Task statement:
Look through the data below. Pick out the lines holding the string "оказание".

Input data:
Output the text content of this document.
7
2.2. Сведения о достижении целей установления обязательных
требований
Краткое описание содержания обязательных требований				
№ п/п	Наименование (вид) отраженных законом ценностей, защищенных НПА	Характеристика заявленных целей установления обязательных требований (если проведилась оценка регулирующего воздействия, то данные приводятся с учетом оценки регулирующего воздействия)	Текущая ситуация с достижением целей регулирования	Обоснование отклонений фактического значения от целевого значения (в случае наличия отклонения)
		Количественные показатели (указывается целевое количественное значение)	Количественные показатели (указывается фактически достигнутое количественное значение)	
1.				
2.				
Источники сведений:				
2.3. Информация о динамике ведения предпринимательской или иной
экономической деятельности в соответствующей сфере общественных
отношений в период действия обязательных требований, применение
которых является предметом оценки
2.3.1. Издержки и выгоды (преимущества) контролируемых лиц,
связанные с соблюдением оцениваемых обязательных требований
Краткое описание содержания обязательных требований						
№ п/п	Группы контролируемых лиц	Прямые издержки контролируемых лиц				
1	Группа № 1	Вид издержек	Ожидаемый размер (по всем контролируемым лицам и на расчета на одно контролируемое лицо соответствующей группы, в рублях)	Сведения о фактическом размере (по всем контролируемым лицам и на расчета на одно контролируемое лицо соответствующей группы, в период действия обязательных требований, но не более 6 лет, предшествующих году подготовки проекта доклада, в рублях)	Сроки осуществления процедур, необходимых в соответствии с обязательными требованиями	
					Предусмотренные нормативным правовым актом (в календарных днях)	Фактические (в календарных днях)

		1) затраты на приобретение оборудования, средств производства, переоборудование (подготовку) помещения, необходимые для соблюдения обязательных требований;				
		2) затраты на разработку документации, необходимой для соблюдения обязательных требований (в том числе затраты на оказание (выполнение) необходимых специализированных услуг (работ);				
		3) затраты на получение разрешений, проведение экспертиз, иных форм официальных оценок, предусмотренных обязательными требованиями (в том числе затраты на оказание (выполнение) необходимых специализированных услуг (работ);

Response to the task:
		2) затраты на разработку документации, необходимой для соблюдения обязательных требований (в том числе затраты на оказание (выполнение) необходимых специализированных услуг (работ);				
		3) затраты на получение разрешений, проведение экспертиз, иных форм официальных оценок, предусмотренных обязательными требованиями (в том числе затраты на оказание (выполнение) необходимых специализированных услуг (работ);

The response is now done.